-- BEGIN SUPPLIED RECORDS --
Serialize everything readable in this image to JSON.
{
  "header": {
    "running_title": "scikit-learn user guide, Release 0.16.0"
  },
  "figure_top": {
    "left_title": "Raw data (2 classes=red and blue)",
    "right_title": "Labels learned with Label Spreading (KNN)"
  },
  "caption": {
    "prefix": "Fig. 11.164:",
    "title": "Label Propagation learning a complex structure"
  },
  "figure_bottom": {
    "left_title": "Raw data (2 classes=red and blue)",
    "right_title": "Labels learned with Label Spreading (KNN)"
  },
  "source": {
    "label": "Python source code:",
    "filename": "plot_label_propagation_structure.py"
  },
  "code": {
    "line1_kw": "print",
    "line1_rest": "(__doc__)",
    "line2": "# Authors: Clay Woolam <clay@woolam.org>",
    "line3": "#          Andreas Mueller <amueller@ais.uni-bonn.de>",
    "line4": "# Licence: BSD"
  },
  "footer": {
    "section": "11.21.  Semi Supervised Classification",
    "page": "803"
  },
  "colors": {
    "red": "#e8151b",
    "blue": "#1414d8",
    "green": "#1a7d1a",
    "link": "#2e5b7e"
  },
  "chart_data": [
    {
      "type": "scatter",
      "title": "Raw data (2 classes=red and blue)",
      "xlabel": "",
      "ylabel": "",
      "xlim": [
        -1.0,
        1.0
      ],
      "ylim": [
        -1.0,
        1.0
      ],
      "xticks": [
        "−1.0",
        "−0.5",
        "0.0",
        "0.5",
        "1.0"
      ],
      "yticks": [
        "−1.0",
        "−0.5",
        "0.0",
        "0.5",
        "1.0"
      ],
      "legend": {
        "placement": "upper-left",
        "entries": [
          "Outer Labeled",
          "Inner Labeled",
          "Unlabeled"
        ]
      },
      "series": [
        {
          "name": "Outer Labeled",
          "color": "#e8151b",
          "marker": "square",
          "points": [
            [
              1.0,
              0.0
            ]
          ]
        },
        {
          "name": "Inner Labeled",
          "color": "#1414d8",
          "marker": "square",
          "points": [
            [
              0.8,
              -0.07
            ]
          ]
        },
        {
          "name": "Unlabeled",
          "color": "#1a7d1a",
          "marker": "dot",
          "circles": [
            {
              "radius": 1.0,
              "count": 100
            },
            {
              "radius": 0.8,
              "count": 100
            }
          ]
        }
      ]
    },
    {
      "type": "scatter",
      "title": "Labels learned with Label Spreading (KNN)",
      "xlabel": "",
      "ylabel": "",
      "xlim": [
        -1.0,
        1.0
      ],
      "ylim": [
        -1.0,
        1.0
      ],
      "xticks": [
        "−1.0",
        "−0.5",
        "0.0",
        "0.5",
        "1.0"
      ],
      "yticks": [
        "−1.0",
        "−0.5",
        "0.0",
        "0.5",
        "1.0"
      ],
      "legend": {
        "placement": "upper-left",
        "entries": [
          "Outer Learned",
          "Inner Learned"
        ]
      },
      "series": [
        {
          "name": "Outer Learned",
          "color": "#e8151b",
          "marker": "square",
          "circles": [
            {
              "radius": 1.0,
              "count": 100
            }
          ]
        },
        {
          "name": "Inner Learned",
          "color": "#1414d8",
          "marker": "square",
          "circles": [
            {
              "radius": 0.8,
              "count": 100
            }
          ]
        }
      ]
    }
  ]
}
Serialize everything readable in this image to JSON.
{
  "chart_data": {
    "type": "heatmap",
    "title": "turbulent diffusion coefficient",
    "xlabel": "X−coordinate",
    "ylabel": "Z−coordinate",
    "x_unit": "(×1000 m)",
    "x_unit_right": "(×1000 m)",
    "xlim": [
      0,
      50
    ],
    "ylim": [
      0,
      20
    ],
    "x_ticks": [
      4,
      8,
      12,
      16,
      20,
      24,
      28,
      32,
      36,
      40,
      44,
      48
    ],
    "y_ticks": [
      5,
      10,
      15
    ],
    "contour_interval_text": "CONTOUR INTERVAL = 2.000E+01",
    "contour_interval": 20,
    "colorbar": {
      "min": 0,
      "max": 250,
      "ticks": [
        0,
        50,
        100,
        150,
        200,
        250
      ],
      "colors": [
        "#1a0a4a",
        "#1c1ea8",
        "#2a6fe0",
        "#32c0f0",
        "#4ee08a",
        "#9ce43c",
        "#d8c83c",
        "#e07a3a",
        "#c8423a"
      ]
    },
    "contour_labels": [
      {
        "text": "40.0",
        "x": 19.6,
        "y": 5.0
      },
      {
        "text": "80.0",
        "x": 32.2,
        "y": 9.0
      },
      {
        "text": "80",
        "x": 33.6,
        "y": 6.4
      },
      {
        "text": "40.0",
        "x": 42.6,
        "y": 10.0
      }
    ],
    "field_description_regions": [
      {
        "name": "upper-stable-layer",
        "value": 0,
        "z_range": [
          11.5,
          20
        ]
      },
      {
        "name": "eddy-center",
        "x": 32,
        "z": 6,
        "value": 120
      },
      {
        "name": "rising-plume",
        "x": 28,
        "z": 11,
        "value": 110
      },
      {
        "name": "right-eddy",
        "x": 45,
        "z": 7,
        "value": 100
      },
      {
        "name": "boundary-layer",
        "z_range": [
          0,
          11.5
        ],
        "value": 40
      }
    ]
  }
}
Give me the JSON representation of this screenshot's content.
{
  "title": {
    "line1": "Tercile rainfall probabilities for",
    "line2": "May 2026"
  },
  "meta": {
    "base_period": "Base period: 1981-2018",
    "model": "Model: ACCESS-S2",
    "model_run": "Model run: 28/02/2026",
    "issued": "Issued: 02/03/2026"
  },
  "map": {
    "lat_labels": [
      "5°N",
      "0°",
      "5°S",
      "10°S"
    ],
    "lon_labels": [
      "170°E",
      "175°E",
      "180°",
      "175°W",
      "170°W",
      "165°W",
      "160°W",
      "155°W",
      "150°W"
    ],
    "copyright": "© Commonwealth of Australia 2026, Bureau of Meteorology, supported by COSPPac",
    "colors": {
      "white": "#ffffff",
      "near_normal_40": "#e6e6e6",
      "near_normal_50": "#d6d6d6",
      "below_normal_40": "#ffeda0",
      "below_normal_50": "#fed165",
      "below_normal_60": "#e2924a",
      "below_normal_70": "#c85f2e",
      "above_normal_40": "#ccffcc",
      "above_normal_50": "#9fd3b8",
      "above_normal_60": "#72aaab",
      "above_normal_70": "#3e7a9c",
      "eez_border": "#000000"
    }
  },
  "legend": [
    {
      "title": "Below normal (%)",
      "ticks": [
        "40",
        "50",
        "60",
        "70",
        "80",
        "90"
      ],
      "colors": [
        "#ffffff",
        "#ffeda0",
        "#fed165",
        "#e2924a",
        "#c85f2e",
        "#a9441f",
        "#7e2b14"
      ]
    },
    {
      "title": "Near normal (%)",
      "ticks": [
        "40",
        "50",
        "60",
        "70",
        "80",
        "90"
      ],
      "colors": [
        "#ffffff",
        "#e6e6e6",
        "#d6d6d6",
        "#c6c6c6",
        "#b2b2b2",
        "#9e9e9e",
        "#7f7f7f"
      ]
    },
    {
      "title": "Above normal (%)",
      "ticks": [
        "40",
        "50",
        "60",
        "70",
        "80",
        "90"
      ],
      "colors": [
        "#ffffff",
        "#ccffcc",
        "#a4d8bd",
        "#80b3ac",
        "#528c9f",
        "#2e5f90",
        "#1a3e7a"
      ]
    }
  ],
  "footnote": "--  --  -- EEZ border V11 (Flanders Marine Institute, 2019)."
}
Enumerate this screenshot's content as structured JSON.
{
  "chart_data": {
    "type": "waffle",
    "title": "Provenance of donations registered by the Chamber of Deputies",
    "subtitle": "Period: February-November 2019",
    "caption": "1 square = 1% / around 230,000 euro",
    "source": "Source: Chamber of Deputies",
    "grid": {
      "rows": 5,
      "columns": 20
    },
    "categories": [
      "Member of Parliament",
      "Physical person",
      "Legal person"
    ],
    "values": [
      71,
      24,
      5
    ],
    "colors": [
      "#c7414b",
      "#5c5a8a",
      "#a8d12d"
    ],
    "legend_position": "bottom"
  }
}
-- END SUPPLIED RECORDS --
__GOAL__
Copy all the lines above that hold the string "JSON".

__REPLY TO THE EXERCISE__
Serialize everything readable in this image to JSON.
Serialize everything readable in this image to JSON.
Give me the JSON representation of this screenshot's content.
Enumerate this screenshot's content as structured JSON.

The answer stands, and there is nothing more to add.